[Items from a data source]
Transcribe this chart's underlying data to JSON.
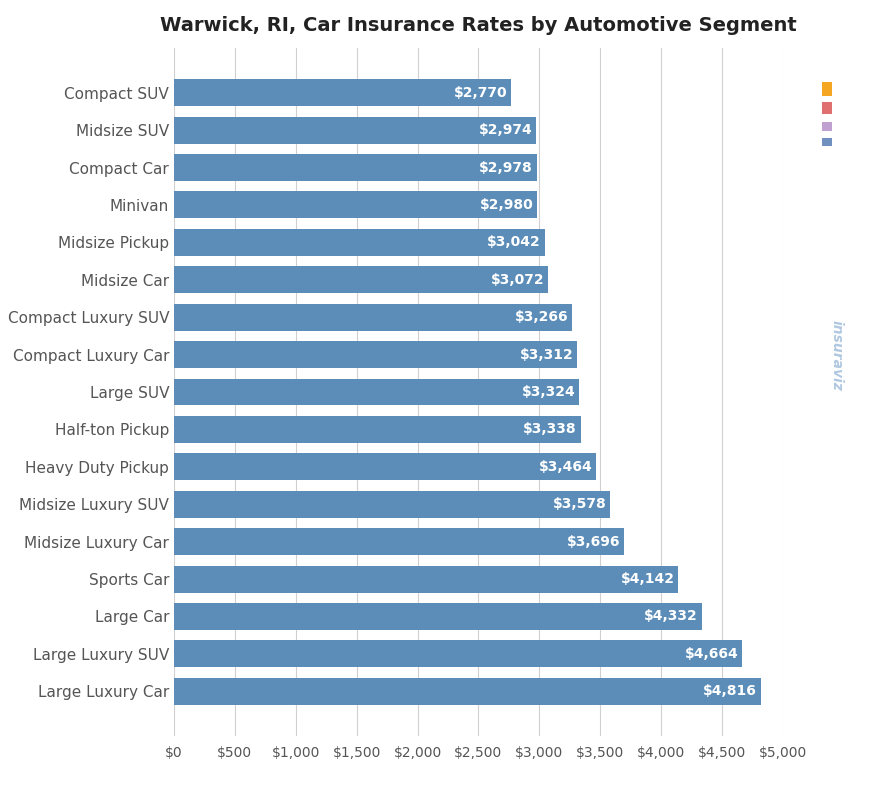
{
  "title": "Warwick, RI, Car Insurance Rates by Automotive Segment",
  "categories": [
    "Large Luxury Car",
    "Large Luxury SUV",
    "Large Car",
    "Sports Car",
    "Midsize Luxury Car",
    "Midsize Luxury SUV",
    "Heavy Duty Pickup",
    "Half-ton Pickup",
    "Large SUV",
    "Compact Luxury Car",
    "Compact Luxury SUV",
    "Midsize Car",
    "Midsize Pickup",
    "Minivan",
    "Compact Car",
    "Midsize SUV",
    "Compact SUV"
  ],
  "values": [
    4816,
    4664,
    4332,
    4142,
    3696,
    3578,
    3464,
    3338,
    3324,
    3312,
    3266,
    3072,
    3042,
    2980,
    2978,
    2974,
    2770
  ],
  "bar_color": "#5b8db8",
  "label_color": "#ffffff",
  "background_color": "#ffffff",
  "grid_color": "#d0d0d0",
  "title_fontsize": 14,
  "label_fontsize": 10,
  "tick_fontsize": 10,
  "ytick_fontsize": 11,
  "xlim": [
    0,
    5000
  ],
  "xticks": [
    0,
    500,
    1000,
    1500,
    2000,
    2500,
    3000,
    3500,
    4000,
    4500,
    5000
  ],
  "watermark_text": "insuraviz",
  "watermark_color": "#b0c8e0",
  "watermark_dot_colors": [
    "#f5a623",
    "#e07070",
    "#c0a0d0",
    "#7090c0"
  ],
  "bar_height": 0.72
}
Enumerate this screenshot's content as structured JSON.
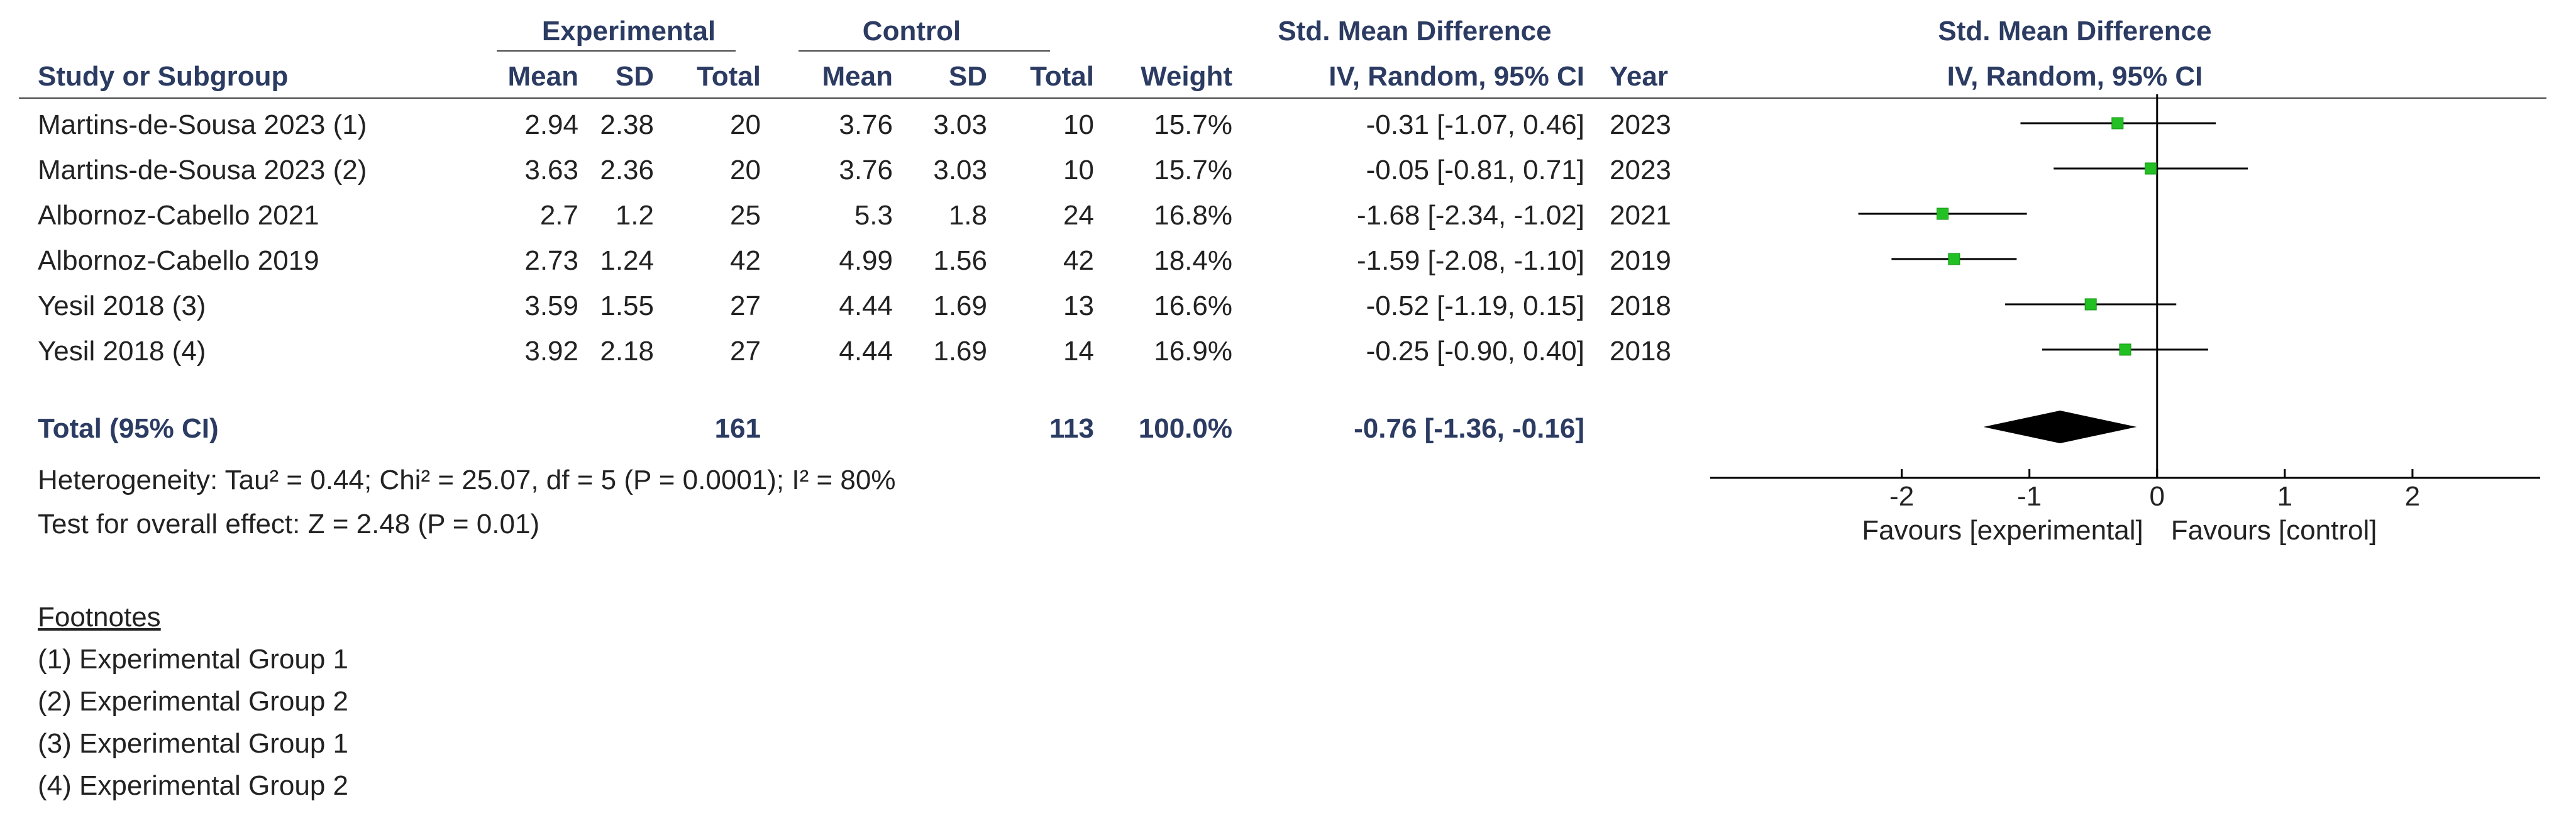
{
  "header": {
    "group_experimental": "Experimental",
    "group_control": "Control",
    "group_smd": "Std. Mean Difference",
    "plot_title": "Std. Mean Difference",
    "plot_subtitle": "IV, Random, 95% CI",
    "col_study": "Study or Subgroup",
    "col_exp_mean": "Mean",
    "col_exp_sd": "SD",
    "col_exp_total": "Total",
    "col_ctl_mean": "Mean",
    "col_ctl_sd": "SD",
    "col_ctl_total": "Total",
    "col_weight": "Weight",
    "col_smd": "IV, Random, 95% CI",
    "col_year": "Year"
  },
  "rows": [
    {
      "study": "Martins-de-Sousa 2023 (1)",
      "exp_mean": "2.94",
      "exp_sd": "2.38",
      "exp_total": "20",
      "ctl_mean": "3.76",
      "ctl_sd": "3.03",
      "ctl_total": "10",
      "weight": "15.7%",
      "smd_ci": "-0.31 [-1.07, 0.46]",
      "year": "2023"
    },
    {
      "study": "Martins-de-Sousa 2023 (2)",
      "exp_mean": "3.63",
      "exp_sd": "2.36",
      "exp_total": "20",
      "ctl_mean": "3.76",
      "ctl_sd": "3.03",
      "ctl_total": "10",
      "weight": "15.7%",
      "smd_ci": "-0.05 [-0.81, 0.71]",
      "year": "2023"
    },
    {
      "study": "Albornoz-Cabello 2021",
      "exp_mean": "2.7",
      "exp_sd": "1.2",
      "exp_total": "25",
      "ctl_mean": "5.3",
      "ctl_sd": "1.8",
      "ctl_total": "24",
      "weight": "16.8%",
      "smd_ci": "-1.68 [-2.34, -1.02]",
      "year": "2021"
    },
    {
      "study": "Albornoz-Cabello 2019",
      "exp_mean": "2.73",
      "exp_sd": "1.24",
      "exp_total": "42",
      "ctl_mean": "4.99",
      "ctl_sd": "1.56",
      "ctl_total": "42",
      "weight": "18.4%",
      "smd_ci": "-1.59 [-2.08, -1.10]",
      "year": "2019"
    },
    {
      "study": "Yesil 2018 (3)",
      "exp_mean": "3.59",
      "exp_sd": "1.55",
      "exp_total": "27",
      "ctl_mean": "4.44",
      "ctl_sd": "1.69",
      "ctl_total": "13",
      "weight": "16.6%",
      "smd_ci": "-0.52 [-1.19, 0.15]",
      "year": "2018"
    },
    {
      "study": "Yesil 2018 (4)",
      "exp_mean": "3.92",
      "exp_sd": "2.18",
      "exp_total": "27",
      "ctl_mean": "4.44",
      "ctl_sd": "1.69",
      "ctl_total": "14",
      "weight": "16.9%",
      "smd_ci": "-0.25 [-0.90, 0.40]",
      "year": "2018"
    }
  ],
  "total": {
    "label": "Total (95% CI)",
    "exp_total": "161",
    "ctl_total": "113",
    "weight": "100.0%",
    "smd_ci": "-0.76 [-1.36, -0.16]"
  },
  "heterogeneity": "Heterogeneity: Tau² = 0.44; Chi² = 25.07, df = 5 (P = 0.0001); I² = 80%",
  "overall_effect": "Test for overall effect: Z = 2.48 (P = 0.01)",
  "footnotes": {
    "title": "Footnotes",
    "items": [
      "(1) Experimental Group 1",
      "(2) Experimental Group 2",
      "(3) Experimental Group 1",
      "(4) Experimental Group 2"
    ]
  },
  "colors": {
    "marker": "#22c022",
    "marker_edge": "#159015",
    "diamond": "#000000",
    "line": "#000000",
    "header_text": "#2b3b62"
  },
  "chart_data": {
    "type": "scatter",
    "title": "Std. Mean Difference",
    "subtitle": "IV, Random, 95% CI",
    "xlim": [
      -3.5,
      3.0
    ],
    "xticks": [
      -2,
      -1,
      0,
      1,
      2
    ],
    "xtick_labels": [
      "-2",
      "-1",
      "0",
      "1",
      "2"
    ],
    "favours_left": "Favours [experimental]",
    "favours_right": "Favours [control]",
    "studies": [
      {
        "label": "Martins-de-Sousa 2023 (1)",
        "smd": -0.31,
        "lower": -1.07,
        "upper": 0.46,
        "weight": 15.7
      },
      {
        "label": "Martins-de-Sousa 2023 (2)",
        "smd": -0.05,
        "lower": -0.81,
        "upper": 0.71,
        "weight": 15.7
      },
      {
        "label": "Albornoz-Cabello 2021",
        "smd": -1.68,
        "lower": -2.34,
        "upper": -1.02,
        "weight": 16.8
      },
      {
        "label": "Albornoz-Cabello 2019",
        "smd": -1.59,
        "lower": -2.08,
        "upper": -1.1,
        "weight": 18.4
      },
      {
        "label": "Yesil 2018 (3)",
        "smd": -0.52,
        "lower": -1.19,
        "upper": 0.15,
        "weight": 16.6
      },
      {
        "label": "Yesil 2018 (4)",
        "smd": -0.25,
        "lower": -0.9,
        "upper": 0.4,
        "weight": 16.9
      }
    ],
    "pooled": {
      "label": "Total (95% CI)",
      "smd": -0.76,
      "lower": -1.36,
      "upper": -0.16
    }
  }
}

Exercise objective —
Filter for "Cabello". Return all lines that hold it.

Output —
      "study": "Albornoz-Cabello 2021",
      "study": "Albornoz-Cabello 2019",
        "label": "Albornoz-Cabello 2021",
        "label": "Albornoz-Cabello 2019",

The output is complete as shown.